Repeat the material in full. Keep every line exactly as it is.
── Records shown ──
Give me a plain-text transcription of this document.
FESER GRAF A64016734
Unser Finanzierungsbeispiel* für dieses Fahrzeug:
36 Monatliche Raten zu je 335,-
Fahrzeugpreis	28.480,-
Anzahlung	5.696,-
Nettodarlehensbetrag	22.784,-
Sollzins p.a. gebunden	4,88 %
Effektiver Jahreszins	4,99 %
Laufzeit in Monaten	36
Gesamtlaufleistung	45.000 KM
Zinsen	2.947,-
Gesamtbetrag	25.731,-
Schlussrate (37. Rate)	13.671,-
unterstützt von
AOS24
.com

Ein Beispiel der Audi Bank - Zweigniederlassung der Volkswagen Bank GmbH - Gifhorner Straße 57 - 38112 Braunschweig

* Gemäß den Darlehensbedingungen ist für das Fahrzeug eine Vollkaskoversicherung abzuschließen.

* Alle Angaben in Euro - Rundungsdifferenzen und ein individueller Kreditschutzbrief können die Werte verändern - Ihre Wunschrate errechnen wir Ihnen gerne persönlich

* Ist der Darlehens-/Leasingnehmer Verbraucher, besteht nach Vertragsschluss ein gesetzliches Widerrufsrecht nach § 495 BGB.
───
§ **Solution**
Give me a plain-text transcription of this document.
FESER GRAF A64016734
Unser Finanzierungsbeispiel* für dieses Fahrzeug:
36 Monatliche Raten zu je 335,-
Fahrzeugpreis	28.480,-
Anzahlung	5.696,-
Nettodarlehensbetrag	22.784,-
Sollzins p.a. gebunden	4,88 %
Effektiver Jahreszins	4,99 %
Laufzeit in Monaten	36
Gesamtlaufleistung	45.000 KM
Zinsen	2.947,-
Gesamtbetrag	25.731,-
Schlussrate (37. Rate)	13.671,-
unterstützt von
AOS24
.com

Ein Beispiel der Audi Bank - Zweigniederlassung der Volkswagen Bank GmbH - Gifhorner Straße 57 - 38112 Braunschweig

* Gemäß den Darlehensbedingungen ist für das Fahrzeug eine Vollkaskoversicherung abzuschließen.

* Alle Angaben in Euro - Rundungsdifferenzen und ein individueller Kreditschutzbrief können die Werte verändern - Ihre Wunschrate errechnen wir Ihnen gerne persönlich

* Ist der Darlehens-/Leasingnehmer Verbraucher, besteht nach Vertragsschluss ein gesetzliches Widerrufsrecht nach § 495 BGB.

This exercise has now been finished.